## Supplied material
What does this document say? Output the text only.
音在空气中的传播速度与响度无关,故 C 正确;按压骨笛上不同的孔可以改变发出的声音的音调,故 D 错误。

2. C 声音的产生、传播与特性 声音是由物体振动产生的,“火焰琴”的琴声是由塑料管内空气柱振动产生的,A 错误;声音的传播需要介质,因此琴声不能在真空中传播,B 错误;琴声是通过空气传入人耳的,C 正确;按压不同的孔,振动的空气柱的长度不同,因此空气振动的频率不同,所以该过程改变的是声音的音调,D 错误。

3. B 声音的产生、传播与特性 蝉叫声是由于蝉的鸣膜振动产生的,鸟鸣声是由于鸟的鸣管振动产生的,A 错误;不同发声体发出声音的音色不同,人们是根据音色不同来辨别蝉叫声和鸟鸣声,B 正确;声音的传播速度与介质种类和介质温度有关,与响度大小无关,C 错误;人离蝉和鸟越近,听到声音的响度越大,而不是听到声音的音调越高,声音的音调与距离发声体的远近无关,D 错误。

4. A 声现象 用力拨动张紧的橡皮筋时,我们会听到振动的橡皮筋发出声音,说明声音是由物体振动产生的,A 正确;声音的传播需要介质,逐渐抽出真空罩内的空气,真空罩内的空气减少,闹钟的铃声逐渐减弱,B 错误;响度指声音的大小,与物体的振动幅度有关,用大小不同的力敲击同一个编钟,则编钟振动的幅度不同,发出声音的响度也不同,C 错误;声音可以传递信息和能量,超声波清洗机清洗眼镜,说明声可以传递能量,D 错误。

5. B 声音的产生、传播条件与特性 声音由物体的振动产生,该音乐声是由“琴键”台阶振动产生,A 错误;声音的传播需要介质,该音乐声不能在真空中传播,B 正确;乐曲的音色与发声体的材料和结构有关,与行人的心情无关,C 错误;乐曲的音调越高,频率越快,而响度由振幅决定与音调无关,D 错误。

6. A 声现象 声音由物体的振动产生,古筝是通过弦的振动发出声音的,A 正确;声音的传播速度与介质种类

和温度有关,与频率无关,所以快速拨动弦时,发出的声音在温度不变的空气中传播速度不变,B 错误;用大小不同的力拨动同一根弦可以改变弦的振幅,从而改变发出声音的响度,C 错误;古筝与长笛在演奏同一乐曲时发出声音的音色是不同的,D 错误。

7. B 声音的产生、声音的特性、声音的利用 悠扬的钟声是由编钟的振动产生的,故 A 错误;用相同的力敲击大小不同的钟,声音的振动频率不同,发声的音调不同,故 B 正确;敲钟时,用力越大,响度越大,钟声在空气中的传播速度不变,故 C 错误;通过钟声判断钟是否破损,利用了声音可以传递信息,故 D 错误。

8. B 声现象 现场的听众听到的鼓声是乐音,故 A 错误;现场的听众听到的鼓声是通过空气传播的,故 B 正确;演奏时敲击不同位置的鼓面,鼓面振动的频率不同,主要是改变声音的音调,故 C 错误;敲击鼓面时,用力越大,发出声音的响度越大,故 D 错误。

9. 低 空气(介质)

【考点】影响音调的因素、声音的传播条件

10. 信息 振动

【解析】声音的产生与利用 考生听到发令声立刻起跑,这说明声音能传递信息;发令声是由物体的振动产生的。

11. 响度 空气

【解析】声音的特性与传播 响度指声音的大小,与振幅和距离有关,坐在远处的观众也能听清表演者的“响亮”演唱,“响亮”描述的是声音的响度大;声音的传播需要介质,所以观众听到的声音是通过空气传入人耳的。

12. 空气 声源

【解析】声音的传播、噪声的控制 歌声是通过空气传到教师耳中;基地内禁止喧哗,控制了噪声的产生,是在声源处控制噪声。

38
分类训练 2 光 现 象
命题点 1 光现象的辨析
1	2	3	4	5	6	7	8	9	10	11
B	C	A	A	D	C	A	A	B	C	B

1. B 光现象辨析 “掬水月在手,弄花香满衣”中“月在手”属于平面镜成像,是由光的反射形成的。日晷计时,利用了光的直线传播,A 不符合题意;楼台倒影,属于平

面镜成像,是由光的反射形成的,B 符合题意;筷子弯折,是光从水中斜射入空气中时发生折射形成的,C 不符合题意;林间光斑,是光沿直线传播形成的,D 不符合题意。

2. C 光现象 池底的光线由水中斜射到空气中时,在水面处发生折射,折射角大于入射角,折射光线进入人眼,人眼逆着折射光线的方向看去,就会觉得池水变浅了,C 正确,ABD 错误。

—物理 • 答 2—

## Direction
Copy all data exactly, start to finish.

## Task result
What does this document say? Output the text only.
音在空气中的传播速度与响度无关,故 C 正确;按压骨笛上不同的孔可以改变发出的声音的音调,故 D 错误。

2. C 声音的产生、传播与特性 声音是由物体振动产生的,“火焰琴”的琴声是由塑料管内空气柱振动产生的,A 错误;声音的传播需要介质,因此琴声不能在真空中传播,B 错误;琴声是通过空气传入人耳的,C 正确;按压不同的孔,振动的空气柱的长度不同,因此空气振动的频率不同,所以该过程改变的是声音的音调,D 错误。

3. B 声音的产生、传播与特性 蝉叫声是由于蝉的鸣膜振动产生的,鸟鸣声是由于鸟的鸣管振动产生的,A 错误;不同发声体发出声音的音色不同,人们是根据音色不同来辨别蝉叫声和鸟鸣声,B 正确;声音的传播速度与介质种类和介质温度有关,与响度大小无关,C 错误;人离蝉和鸟越近,听到声音的响度越大,而不是听到声音的音调越高,声音的音调与距离发声体的远近无关,D 错误。

4. A 声现象 用力拨动张紧的橡皮筋时,我们会听到振动的橡皮筋发出声音,说明声音是由物体振动产生的,A 正确;声音的传播需要介质,逐渐抽出真空罩内的空气,真空罩内的空气减少,闹钟的铃声逐渐减弱,B 错误;响度指声音的大小,与物体的振动幅度有关,用大小不同的力敲击同一个编钟,则编钟振动的幅度不同,发出声音的响度也不同,C 错误;声音可以传递信息和能量,超声波清洗机清洗眼镜,说明声可以传递能量,D 错误。

5. B 声音的产生、传播条件与特性 声音由物体的振动产生,该音乐声是由“琴键”台阶振动产生,A 错误;声音的传播需要介质,该音乐声不能在真空中传播,B 正确;乐曲的音色与发声体的材料和结构有关,与行人的心情无关,C 错误;乐曲的音调越高,频率越快,而响度由振幅决定与音调无关,D 错误。

6. A 声现象 声音由物体的振动产生,古筝是通过弦的振动发出声音的,A 正确;声音的传播速度与介质种类

和温度有关,与频率无关,所以快速拨动弦时,发出的声音在温度不变的空气中传播速度不变,B 错误;用大小不同的力拨动同一根弦可以改变弦的振幅,从而改变发出声音的响度,C 错误;古筝与长笛在演奏同一乐曲时发出声音的音色是不同的,D 错误。

7. B 声音的产生、声音的特性、声音的利用 悠扬的钟声是由编钟的振动产生的,故 A 错误;用相同的力敲击大小不同的钟,声音的振动频率不同,发声的音调不同,故 B 正确;敲钟时,用力越大,响度越大,钟声在空气中的传播速度不变,故 C 错误;通过钟声判断钟是否破损,利用了声音可以传递信息,故 D 错误。

8. B 声现象 现场的听众听到的鼓声是乐音,故 A 错误;现场的听众听到的鼓声是通过空气传播的,故 B 正确;演奏时敲击不同位置的鼓面,鼓面振动的频率不同,主要是改变声音的音调,故 C 错误;敲击鼓面时,用力越大,发出声音的响度越大,故 D 错误。

9. 低 空气(介质)

【考点】影响音调的因素、声音的传播条件

10. 信息 振动

【解析】声音的产生与利用 考生听到发令声立刻起跑,这说明声音能传递信息;发令声是由物体的振动产生的。

11. 响度 空气

【解析】声音的特性与传播 响度指声音的大小,与振幅和距离有关,坐在远处的观众也能听清表演者的“响亮”演唱,“响亮”描述的是声音的响度大;声音的传播需要介质,所以观众听到的声音是通过空气传入人耳的。

12. 空气 声源

【解析】声音的传播、噪声的控制 歌声是通过空气传到教师耳中;基地内禁止喧哗,控制了噪声的产生,是在声源处控制噪声。

38
分类训练 2 光 现 象
命题点 1 光现象的辨析
1	2	3	4	5	6	7	8	9	10	11
B	C	A	A	D	C	A	A	B	C	B

1. B 光现象辨析 “掬水月在手,弄花香满衣”中“月在手”属于平面镜成像,是由光的反射形成的。日晷计时,利用了光的直线传播,A 不符合题意;楼台倒影,属于平

面镜成像,是由光的反射形成的,B 符合题意;筷子弯折,是光从水中斜射入空气中时发生折射形成的,C 不符合题意;林间光斑,是光沿直线传播形成的,D 不符合题意。

2. C 光现象 池底的光线由水中斜射到空气中时,在水面处发生折射,折射角大于入射角,折射光线进入人眼,人眼逆着折射光线的方向看去,就会觉得池水变浅了,C 正确,ABD 错误。

—物理 • 答 2—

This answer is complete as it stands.